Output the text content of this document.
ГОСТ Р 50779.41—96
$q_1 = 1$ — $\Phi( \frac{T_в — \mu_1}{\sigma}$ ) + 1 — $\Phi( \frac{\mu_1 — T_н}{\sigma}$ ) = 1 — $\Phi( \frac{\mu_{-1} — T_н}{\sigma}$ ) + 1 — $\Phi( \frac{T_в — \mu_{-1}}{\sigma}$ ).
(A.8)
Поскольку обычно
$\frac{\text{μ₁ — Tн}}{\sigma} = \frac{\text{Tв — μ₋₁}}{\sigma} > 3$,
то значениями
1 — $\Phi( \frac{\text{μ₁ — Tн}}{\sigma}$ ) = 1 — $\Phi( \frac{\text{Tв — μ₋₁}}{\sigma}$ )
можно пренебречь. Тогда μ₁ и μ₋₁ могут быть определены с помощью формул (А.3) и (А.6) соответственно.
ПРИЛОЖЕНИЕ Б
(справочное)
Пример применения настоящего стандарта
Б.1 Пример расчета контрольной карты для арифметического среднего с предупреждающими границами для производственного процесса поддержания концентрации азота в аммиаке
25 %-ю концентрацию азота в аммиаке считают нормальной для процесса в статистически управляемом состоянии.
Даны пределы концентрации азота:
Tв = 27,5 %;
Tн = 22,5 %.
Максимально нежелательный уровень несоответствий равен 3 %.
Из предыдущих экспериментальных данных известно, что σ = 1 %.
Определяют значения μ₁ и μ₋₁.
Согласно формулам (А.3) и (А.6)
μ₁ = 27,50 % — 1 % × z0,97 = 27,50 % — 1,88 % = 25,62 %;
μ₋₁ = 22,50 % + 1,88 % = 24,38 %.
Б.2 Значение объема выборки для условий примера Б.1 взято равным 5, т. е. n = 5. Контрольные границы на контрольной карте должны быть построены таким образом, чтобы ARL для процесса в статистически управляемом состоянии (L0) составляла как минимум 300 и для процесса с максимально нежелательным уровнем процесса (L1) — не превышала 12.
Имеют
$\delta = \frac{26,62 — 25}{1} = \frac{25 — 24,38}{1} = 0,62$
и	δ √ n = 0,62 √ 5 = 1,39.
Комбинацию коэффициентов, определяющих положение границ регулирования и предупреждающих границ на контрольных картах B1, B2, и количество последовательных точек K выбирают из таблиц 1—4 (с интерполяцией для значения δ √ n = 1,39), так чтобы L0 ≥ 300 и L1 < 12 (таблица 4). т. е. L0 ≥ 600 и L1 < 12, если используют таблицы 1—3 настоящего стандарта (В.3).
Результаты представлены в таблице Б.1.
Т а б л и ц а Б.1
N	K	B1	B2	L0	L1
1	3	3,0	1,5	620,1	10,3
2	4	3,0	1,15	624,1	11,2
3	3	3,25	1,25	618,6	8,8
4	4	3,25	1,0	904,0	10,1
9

Stated problem:
Gather all lines of the records that include the word "sigma".

Complete answer:
$q_1 = 1$ — $\Phi( \frac{T_в — \mu_1}{\sigma}$ ) + 1 — $\Phi( \frac{\mu_1 — T_н}{\sigma}$ ) = 1 — $\Phi( \frac{\mu_{-1} — T_н}{\sigma}$ ) + 1 — $\Phi( \frac{T_в — \mu_{-1}}{\sigma}$ ).
$\frac{\text{μ₁ — Tн}}{\sigma} = \frac{\text{Tв — μ₋₁}}{\sigma} > 3$,
1 — $\Phi( \frac{\text{μ₁ — Tн}}{\sigma}$ ) = 1 — $\Phi( \frac{\text{Tв — μ₋₁}}{\sigma}$ )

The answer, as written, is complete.